[START Entries supplied]

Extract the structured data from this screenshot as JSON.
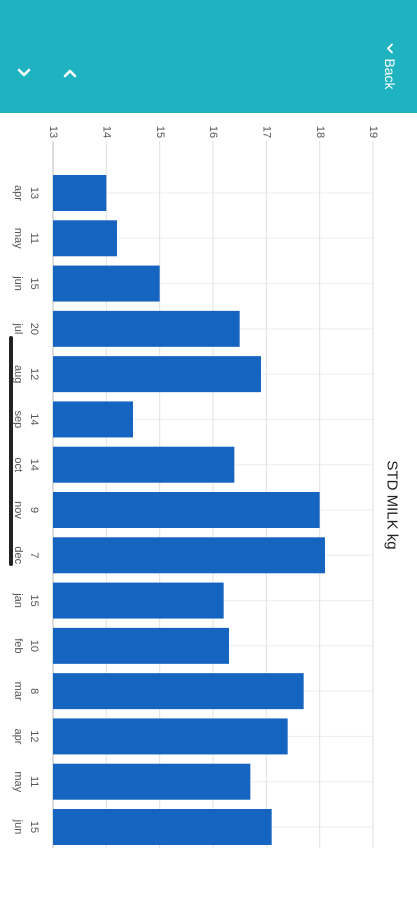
{
  "header": {
    "back_label": "Back",
    "bg_color": "#1fb2c0",
    "icons": [
      "chevron-down-icon",
      "chevron-up-icon",
      "chevron-left-icon"
    ]
  },
  "chart_data": {
    "type": "bar",
    "orientation": "horizontal",
    "title": "STD MILK kg",
    "xlabel": "",
    "ylabel": "",
    "categories": [
      "apr",
      "may",
      "jun",
      "jul",
      "aug",
      "sep",
      "oct",
      "nov",
      "dec",
      "jan",
      "feb",
      "mar",
      "apr",
      "may",
      "jun"
    ],
    "day_labels": [
      "13",
      "11",
      "15",
      "20",
      "12",
      "14",
      "14",
      "9",
      "7",
      "15",
      "10",
      "8",
      "12",
      "11",
      "15"
    ],
    "values": [
      14.0,
      14.2,
      15.0,
      16.5,
      16.9,
      14.5,
      16.4,
      18.0,
      18.1,
      16.2,
      16.3,
      17.7,
      17.4,
      16.7,
      17.1
    ],
    "xlim": [
      13,
      19
    ],
    "xticks": [
      "13",
      "14",
      "15",
      "16",
      "17",
      "18",
      "19"
    ],
    "bar_color": "#1565c0",
    "grid": true
  }
}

[END Entries supplied]

Excluding the pictures, restate the records above word for word.

Extract the structured data from this screenshot as JSON.
{
  "header": {
    "back_label": "Back",
    "bg_color": "#1fb2c0",
    "icons": [
      "chevron-down-icon",
      "chevron-up-icon",
      "chevron-left-icon"
    ]
  },
  "chart_data": {
    "type": "bar",
    "orientation": "horizontal",
    "title": "STD MILK kg",
    "xlabel": "",
    "ylabel": "",
    "categories": [
      "apr",
      "may",
      "jun",
      "jul",
      "aug",
      "sep",
      "oct",
      "nov",
      "dec",
      "jan",
      "feb",
      "mar",
      "apr",
      "may",
      "jun"
    ],
    "day_labels": [
      "13",
      "11",
      "15",
      "20",
      "12",
      "14",
      "14",
      "9",
      "7",
      "15",
      "10",
      "8",
      "12",
      "11",
      "15"
    ],
    "values": [
      14.0,
      14.2,
      15.0,
      16.5,
      16.9,
      14.5,
      16.4,
      18.0,
      18.1,
      16.2,
      16.3,
      17.7,
      17.4,
      16.7,
      17.1
    ],
    "xlim": [
      13,
      19
    ],
    "xticks": [
      "13",
      "14",
      "15",
      "16",
      "17",
      "18",
      "19"
    ],
    "bar_color": "#1565c0",
    "grid": true
  }
}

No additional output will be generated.